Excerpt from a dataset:
#####

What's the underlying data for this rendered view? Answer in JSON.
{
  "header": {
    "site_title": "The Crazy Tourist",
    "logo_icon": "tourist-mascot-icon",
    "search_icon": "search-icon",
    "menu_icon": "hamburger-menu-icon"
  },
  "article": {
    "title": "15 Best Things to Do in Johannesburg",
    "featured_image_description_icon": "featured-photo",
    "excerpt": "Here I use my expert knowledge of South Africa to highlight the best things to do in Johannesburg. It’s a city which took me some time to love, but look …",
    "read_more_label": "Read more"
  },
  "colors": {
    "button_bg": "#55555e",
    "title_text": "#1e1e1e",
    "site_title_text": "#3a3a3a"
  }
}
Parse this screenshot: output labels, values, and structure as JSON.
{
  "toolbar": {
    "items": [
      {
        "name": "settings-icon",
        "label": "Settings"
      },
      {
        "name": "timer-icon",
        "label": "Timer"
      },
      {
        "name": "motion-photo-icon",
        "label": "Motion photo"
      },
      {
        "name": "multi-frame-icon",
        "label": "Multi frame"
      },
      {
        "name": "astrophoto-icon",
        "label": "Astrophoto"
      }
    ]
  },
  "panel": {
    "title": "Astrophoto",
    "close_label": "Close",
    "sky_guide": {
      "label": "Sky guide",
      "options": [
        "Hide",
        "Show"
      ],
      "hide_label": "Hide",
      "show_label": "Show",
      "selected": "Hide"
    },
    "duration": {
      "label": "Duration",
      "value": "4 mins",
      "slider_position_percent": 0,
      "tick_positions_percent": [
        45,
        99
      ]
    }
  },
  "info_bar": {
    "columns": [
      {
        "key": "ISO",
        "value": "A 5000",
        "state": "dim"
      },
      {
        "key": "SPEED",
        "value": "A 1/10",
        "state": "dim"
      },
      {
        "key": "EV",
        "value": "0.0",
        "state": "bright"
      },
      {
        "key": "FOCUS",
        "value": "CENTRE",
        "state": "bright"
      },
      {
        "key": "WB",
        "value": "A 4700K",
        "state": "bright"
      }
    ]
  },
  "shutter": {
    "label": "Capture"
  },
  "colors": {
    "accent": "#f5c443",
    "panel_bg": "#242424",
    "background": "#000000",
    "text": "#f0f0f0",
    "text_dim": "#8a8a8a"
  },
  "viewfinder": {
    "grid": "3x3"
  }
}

#####

*AIM OF THE TASK:* Give the count of lines that hold the word "JSON", with nothing added.

*WRITTEN RESPONSE:* 2